Exclude all pictures, then copy each of the records exactly as written.

— Begin STORED DATA —

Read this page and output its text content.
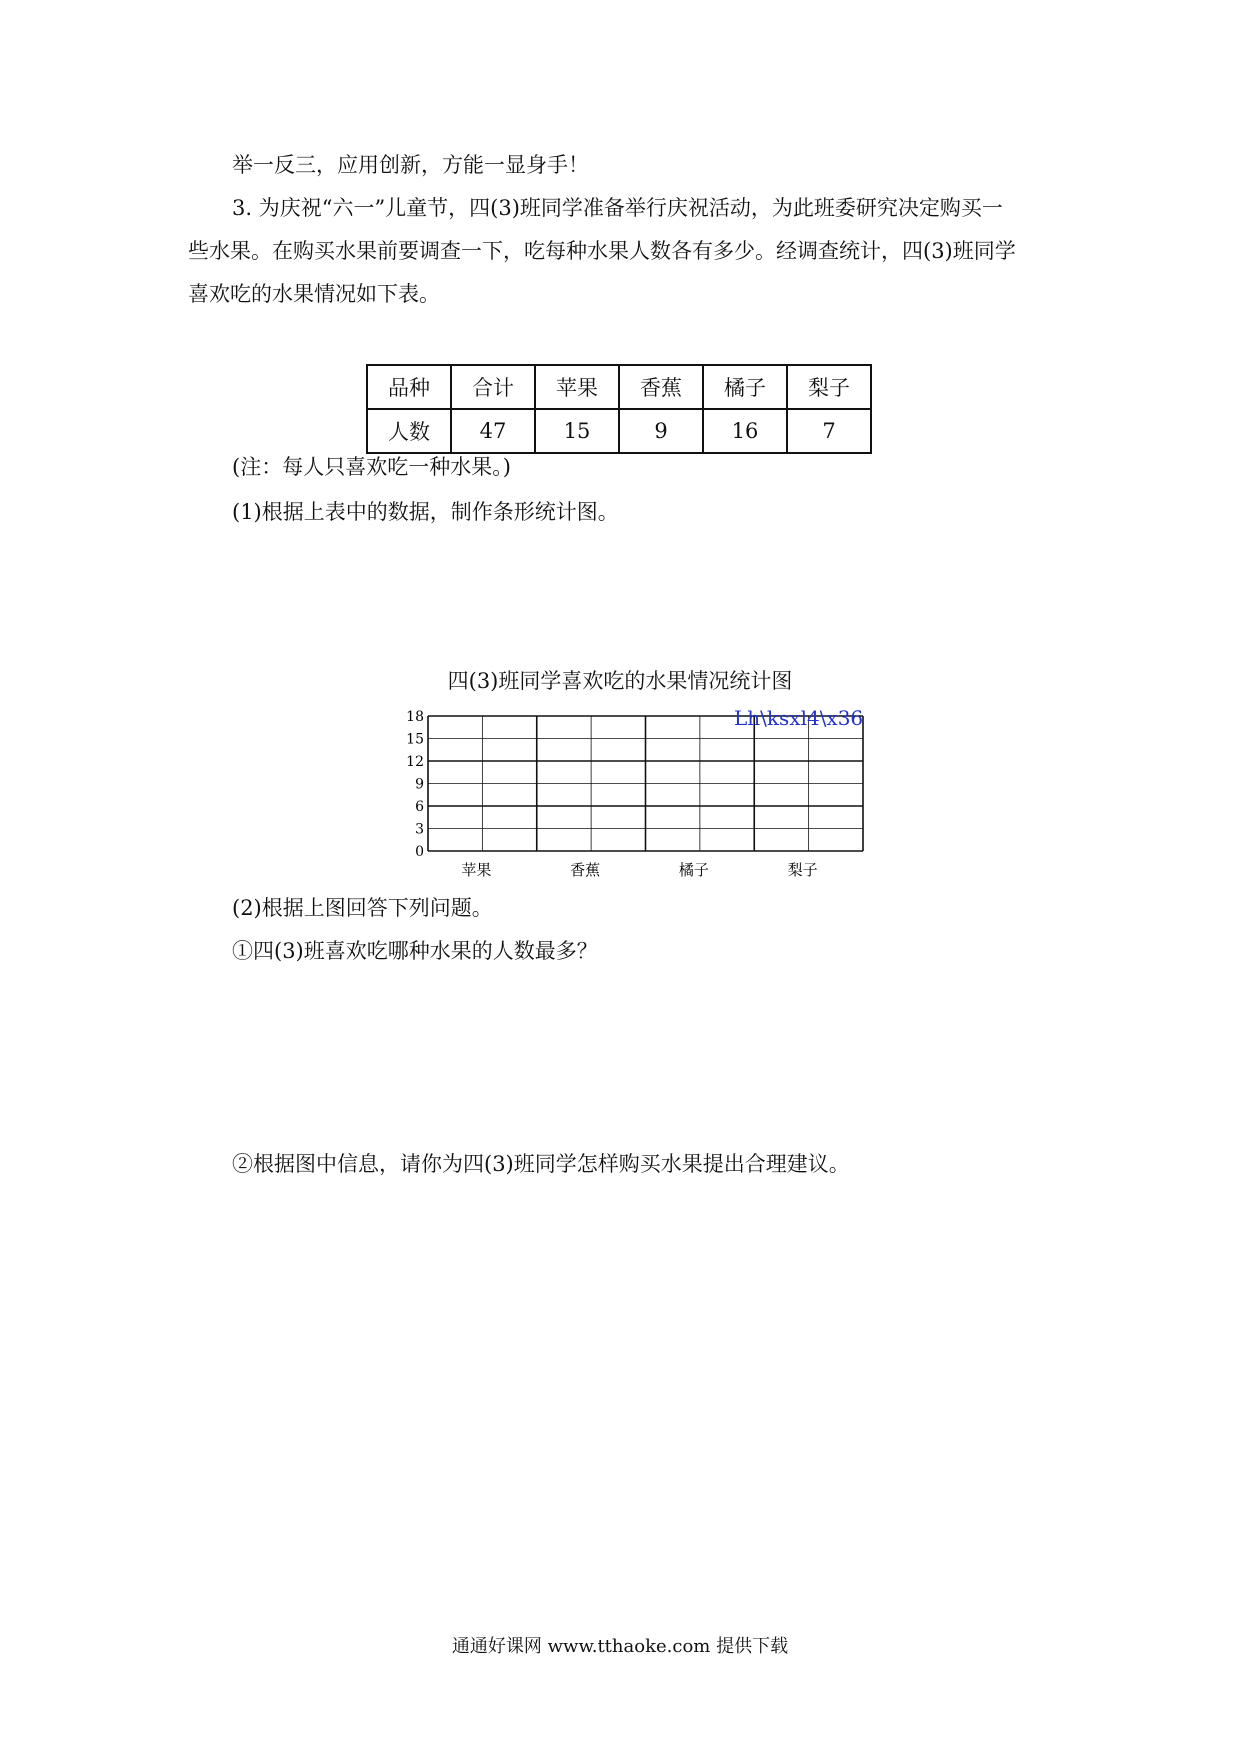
举一反三，应用创新，方能一显身手！
3. 为庆祝“六一”儿童节，四(3)班同学准备举行庆祝活动，为此班委研究决定购买一
些水果。在购买水果前要调查一下，吃每种水果人数各有多少。经调查统计，四(3)班同学
喜欢吃的水果情况如下表。
品种	合计	苹果	香蕉	橘子	梨子
人数	47	15	9	16	7
(注：每人只喜欢吃一种水果。)
(1)根据上表中的数据，制作条形统计图。
四(3)班同学喜欢吃的水果情况统计图
18
15
12
9
6
3
0
苹果	香蕉	橘子	梨子
Lh\ksxl4\x36
(2)根据上图回答下列问题。
①四(3)班喜欢吃哪种水果的人数最多？
②根据图中信息，请你为四(3)班同学怎样购买水果提出合理建议。
通通好课网 www.tthaoke.com 提供下载
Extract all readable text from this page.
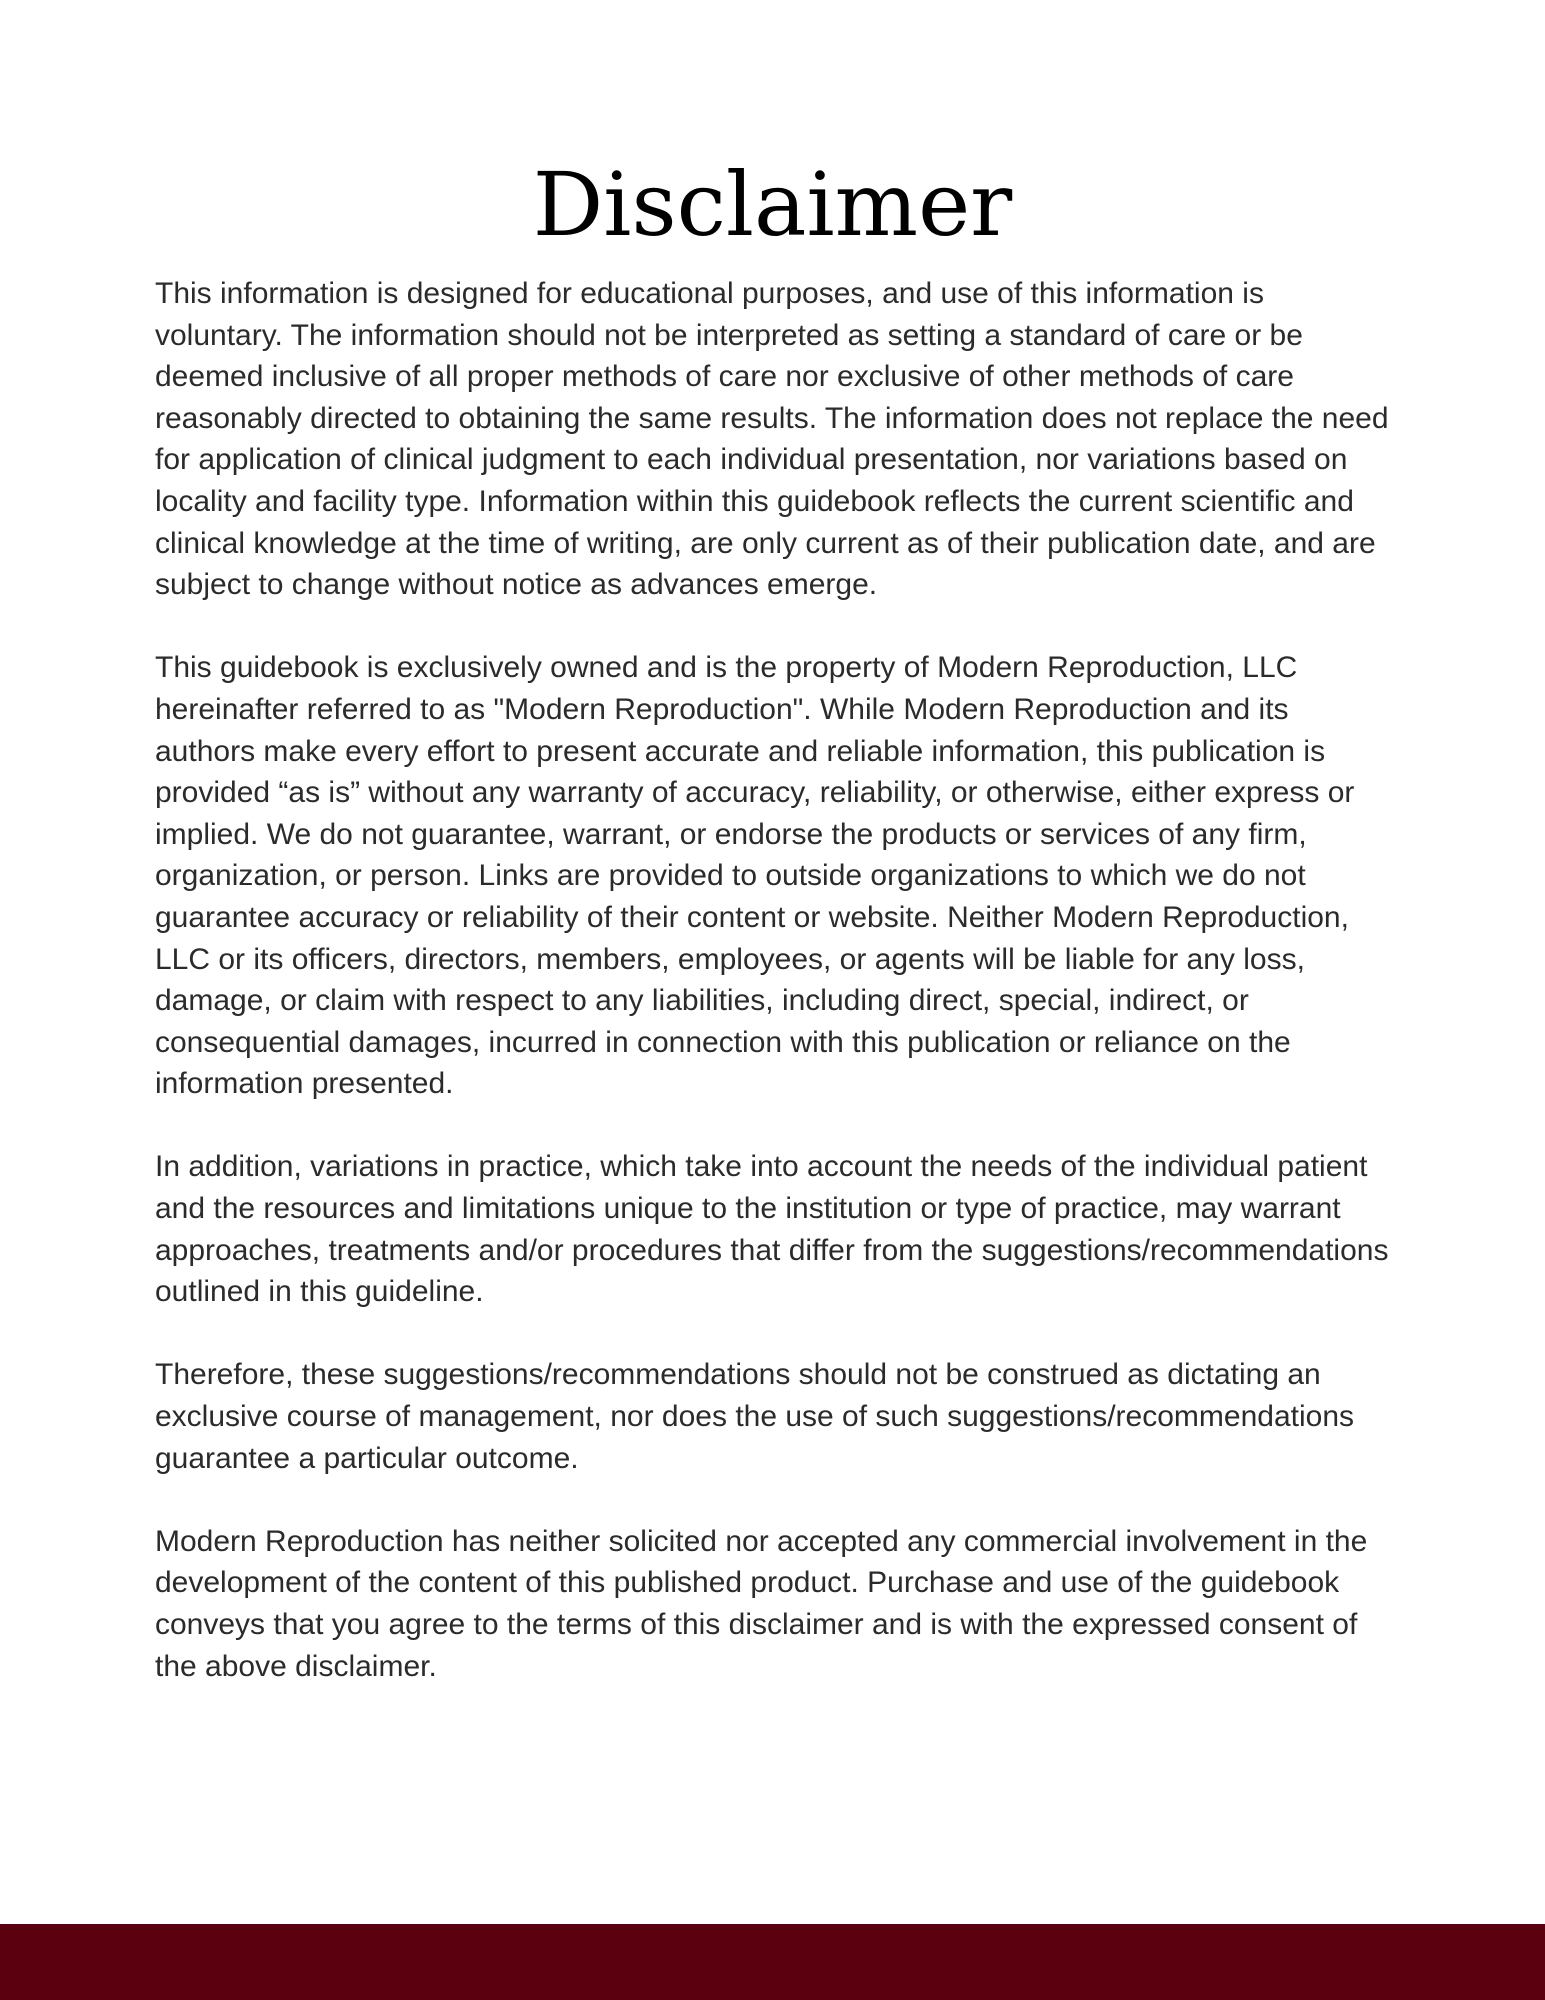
Disclaimer

This information is designed for educational purposes, and use of this information is voluntary. The information should not be interpreted as setting a standard of care or be deemed inclusive of all proper methods of care nor exclusive of other methods of care reasonably directed to obtaining the same results. The information does not replace the need for application of clinical judgment to each individual presentation, nor variations based on locality and facility type. Information within this guidebook reflects the current scientific and clinical knowledge at the time of writing, are only current as of their publication date, and are subject to change without notice as advances emerge.

This guidebook is exclusively owned and is the property of Modern Reproduction, LLC hereinafter referred to as "Modern Reproduction". While Modern Reproduction and its authors make every effort to present accurate and reliable information, this publication is provided “as is” without any warranty of accuracy, reliability, or otherwise, either express or implied. We do not guarantee, warrant, or endorse the products or services of any firm, organization, or person. Links are provided to outside organizations to which we do not guarantee accuracy or reliability of their content or website. Neither Modern Reproduction, LLC or its officers, directors, members, employees, or agents will be liable for any loss, damage, or claim with respect to any liabilities, including direct, special, indirect, or consequential damages, incurred in connection with this publication or reliance on the information presented.

In addition, variations in practice, which take into account the needs of the individual patient and the resources and limitations unique to the institution or type of practice, may warrant approaches, treatments and/or procedures that differ from the suggestions/recommendations outlined in this guideline.

Therefore, these suggestions/recommendations should not be construed as dictating an exclusive course of management, nor does the use of such suggestions/recommendations guarantee a particular outcome.

Modern Reproduction has neither solicited nor accepted any commercial involvement in the development of the content of this published product. Purchase and use of the guidebook conveys that you agree to the terms of this disclaimer and is with the expressed consent of the above disclaimer.
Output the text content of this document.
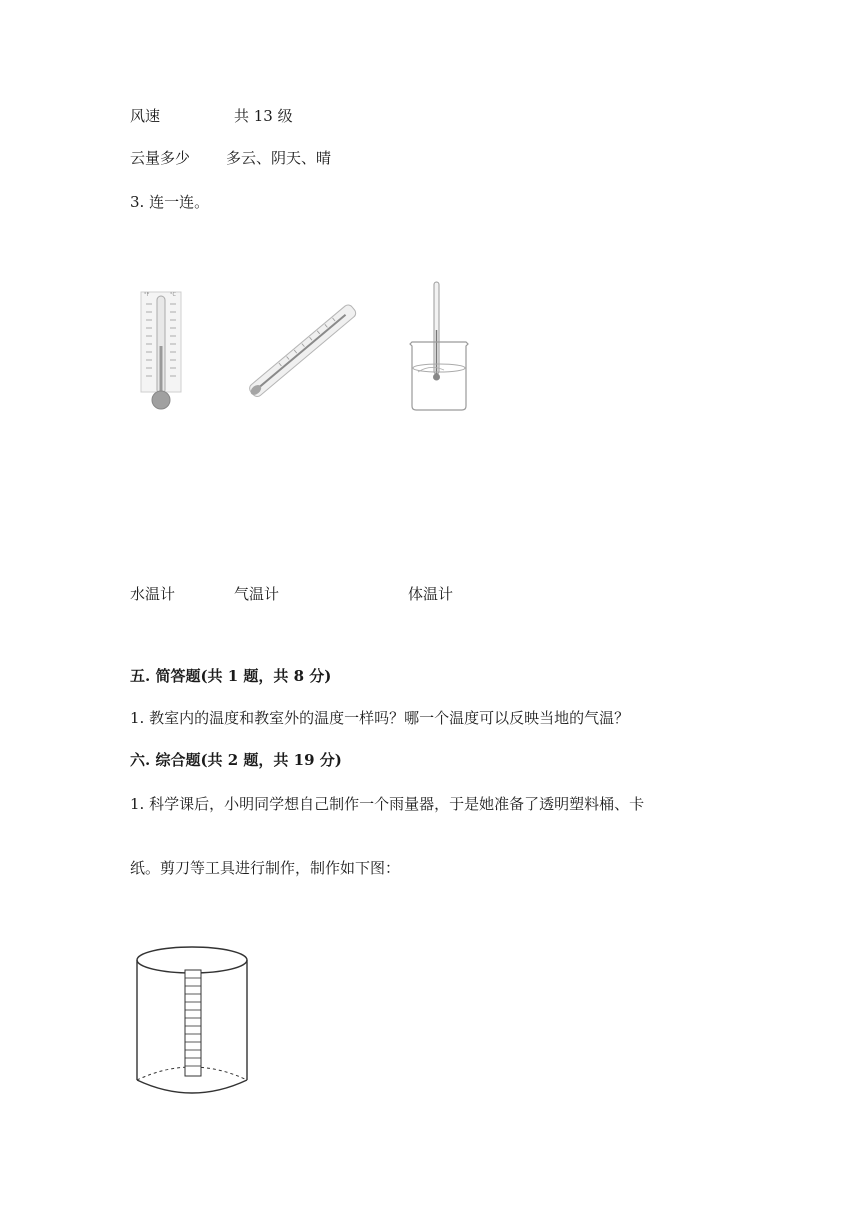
风速	共 13 级
云量多少 多云、阴天、晴
3. 连一连。
°F	°C
水温计	气温计	体温计
五. 简答题(共 1 题，共 8 分)
1. 教室内的温度和教室外的温度一样吗？哪一个温度可以反映当地的气温？
六. 综合题(共 2 题，共 19 分)
1. 科学课后，小明同学想自己制作一个雨量器，于是她准备了透明塑料桶、卡
纸。剪刀等工具进行制作，制作如下图：
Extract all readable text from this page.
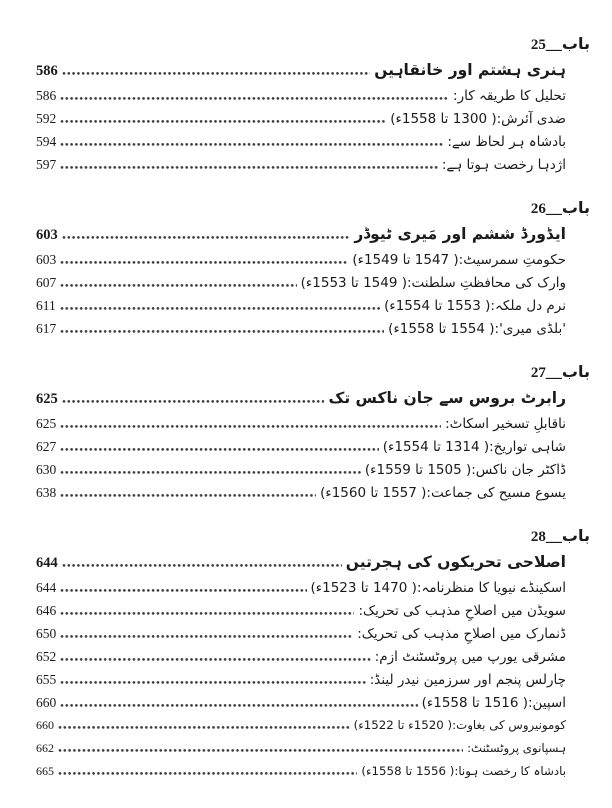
باب__25
ہنری ہشتم اور خانقاہیں
586
تحلیل کا طریقہ کار:
586
ضدی آئرش:( 1300 تا 1558ء)
592
بادشاہ ہر لحاظ سے:
594
اژدہا رخصت ہوتا ہے:
597
باب__26
ایڈورڈ ششم اور مَیری ٹیوڈر
603
حکومتِ سمرسیٹ:( 1547 تا 1549ء)
603
وارک کی محافظتِ سلطنت:( 1549 تا 1553ء)
607
نرم دل ملکہ:( 1553 تا 1554ء)
611
'بلڈی میری':( 1554 تا 1558ء)
617
باب__27
رابرٹ بروس سے جان ناکس تک
625
ناقابلِ تسخیر اسکاٹ:
625
شاہی تواریخ:( 1314 تا 1554ء)
627
ڈاکٹر جان ناکس:( 1505 تا 1559ء)
630
یسوع مسیح کی جماعت:( 1557 تا 1560ء)
638
باب__28
اصلاحی تحریکوں کی ہجرتیں
644
اسکینڈے نیویا کا منظرنامہ:( 1470 تا 1523ء)
644
سویڈن میں اصلاحِ مذہب کی تحریک:
646
ڈنمارک میں اصلاحِ مذہب کی تحریک:
650
مشرقی یورپ میں پروٹسٹنٹ ازم:
652
چارلس پنجم اور سرزمین نیدر لینڈ:
655
اسپین:( 1516 تا 1558ء)
660
کومونیروس کی بغاوت:( 1520ء تا 1522ء)
660
ہسپانوی پروٹسٹنٹ:
662
بادشاہ کا رخصت ہونا:( 1556 تا 1558ء)
665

— End STORED DATA —

**FULL ANSWER**
Read this page and output its text content.
举一反三，应用创新，方能一显身手！
3. 为庆祝“六一”儿童节，四(3)班同学准备举行庆祝活动，为此班委研究决定购买一
些水果。在购买水果前要调查一下，吃每种水果人数各有多少。经调查统计，四(3)班同学
喜欢吃的水果情况如下表。
品种	合计	苹果	香蕉	橘子	梨子
人数	47	15	9	16	7
(注：每人只喜欢吃一种水果。)
(1)根据上表中的数据，制作条形统计图。
四(3)班同学喜欢吃的水果情况统计图
18
15
12
9
6
3
0
苹果	香蕉	橘子	梨子
Lh\ksxl4\x36
(2)根据上图回答下列问题。
①四(3)班喜欢吃哪种水果的人数最多？
②根据图中信息，请你为四(3)班同学怎样购买水果提出合理建议。
通通好课网 www.tthaoke.com 提供下载
Extract all readable text from this page.
Disclaimer

This information is designed for educational purposes, and use of this information is voluntary. The information should not be interpreted as setting a standard of care or be deemed inclusive of all proper methods of care nor exclusive of other methods of care reasonably directed to obtaining the same results. The information does not replace the need for application of clinical judgment to each individual presentation, nor variations based on locality and facility type. Information within this guidebook reflects the current scientific and clinical knowledge at the time of writing, are only current as of their publication date, and are subject to change without notice as advances emerge.

This guidebook is exclusively owned and is the property of Modern Reproduction, LLC hereinafter referred to as "Modern Reproduction". While Modern Reproduction and its authors make every effort to present accurate and reliable information, this publication is provided “as is” without any warranty of accuracy, reliability, or otherwise, either express or implied. We do not guarantee, warrant, or endorse the products or services of any firm, organization, or person. Links are provided to outside organizations to which we do not guarantee accuracy or reliability of their content or website. Neither Modern Reproduction, LLC or its officers, directors, members, employees, or agents will be liable for any loss, damage, or claim with respect to any liabilities, including direct, special, indirect, or consequential damages, incurred in connection with this publication or reliance on the information presented.

In addition, variations in practice, which take into account the needs of the individual patient and the resources and limitations unique to the institution or type of practice, may warrant approaches, treatments and/or procedures that differ from the suggestions/recommendations outlined in this guideline.

Therefore, these suggestions/recommendations should not be construed as dictating an exclusive course of management, nor does the use of such suggestions/recommendations guarantee a particular outcome.

Modern Reproduction has neither solicited nor accepted any commercial involvement in the development of the content of this published product. Purchase and use of the guidebook conveys that you agree to the terms of this disclaimer and is with the expressed consent of the above disclaimer.
Output the text content of this document.
风速	共 13 级
云量多少 多云、阴天、晴
3. 连一连。
°F	°C
水温计	气温计	体温计
五. 简答题(共 1 题，共 8 分)
1. 教室内的温度和教室外的温度一样吗？哪一个温度可以反映当地的气温？
六. 综合题(共 2 题，共 19 分)
1. 科学课后，小明同学想自己制作一个雨量器，于是她准备了透明塑料桶、卡
纸。剪刀等工具进行制作，制作如下图：
Extract all readable text from this page.
باب__25
ہنری ہشتم اور خانقاہیں
586
تحلیل کا طریقہ کار:
586
ضدی آئرش:( 1300 تا 1558ء)
592
بادشاہ ہر لحاظ سے:
594
اژدہا رخصت ہوتا ہے:
597
باب__26
ایڈورڈ ششم اور مَیری ٹیوڈر
603
حکومتِ سمرسیٹ:( 1547 تا 1549ء)
603
وارک کی محافظتِ سلطنت:( 1549 تا 1553ء)
607
نرم دل ملکہ:( 1553 تا 1554ء)
611
'بلڈی میری':( 1554 تا 1558ء)
617
باب__27
رابرٹ بروس سے جان ناکس تک
625
ناقابلِ تسخیر اسکاٹ:
625
شاہی تواریخ:( 1314 تا 1554ء)
627
ڈاکٹر جان ناکس:( 1505 تا 1559ء)
630
یسوع مسیح کی جماعت:( 1557 تا 1560ء)
638
باب__28
اصلاحی تحریکوں کی ہجرتیں
644
اسکینڈے نیویا کا منظرنامہ:( 1470 تا 1523ء)
644
سویڈن میں اصلاحِ مذہب کی تحریک:
646
ڈنمارک میں اصلاحِ مذہب کی تحریک:
650
مشرقی یورپ میں پروٹسٹنٹ ازم:
652
چارلس پنجم اور سرزمین نیدر لینڈ:
655
اسپین:( 1516 تا 1558ء)
660
کومونیروس کی بغاوت:( 1520ء تا 1522ء)
660
ہسپانوی پروٹسٹنٹ:
662
بادشاہ کا رخصت ہونا:( 1556 تا 1558ء)
665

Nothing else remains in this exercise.